# WHAT TO DO
Using the listing below, select the lines with the word "this" and copy them.

# RECORDS SHOWN
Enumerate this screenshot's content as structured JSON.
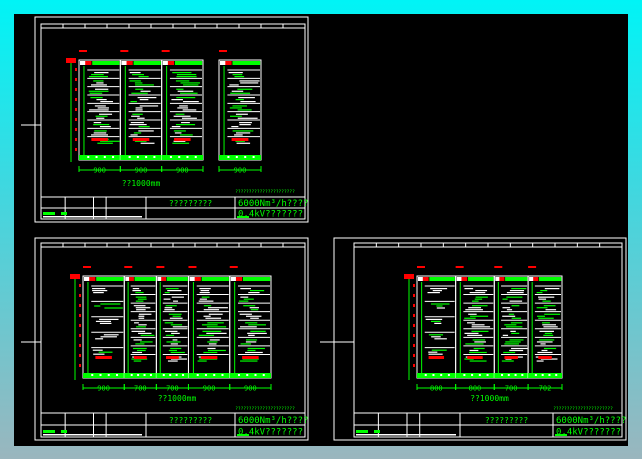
{
  "colors": {
    "background": "#000000",
    "frame": "#ffffff",
    "green": "#00ff00",
    "red": "#ff0000",
    "viewport_border": "#00f4f6"
  },
  "sheets": [
    {
      "panels": [
        900,
        900,
        900,
        900
      ],
      "panel_gap_after": 2,
      "dim_labels": [
        "900",
        "900",
        "900",
        "900"
      ],
      "total_label": "??1000mm",
      "note": "??????????????????????",
      "title_center": "?????????",
      "title_right_1": "6000Nm³/h????",
      "title_right_2": "0.4kV???????"
    },
    {
      "panels": [
        900,
        700,
        700,
        900,
        900
      ],
      "panel_gap_after": -1,
      "dim_labels": [
        "900",
        "700",
        "700",
        "900",
        "900"
      ],
      "total_label": "??1000mm",
      "note": "??????????????????????",
      "title_center": "?????????",
      "title_right_1": "6000Nm³/h????",
      "title_right_2": "0.4kV???????"
    },
    {
      "panels": [
        800,
        800,
        700,
        702
      ],
      "panel_gap_after": -1,
      "dim_labels": [
        "800",
        "800",
        "700",
        "702"
      ],
      "total_label": "??1000mm",
      "note": "??????????????????????",
      "title_center": "?????????",
      "title_right_1": "6000Nm³/h????",
      "title_right_2": "0.4kV???????"
    }
  ]
}
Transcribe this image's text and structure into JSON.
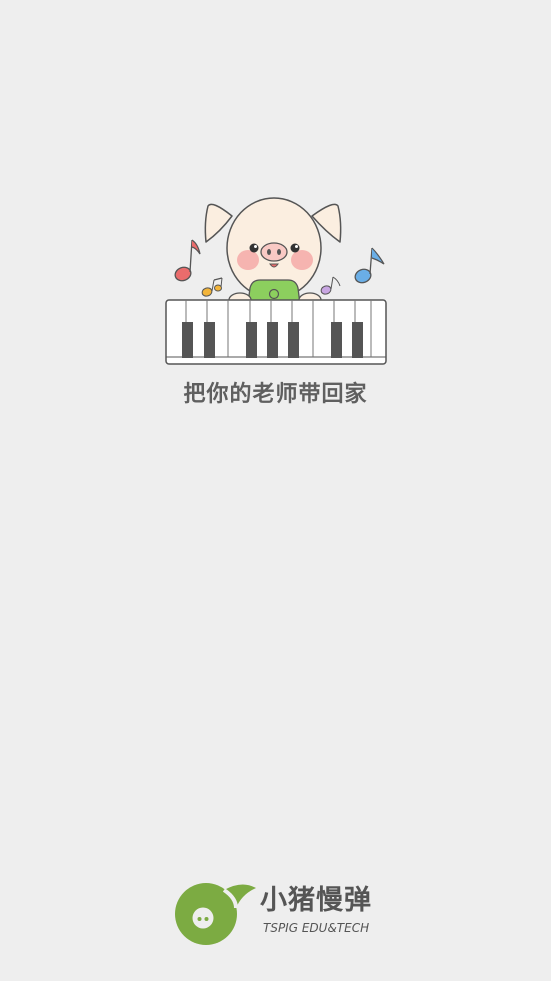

# EXERCISE SOLUTION
Enumerate this screenshot's content as structured JSON.
Transcribe this image's text and structure into JSON.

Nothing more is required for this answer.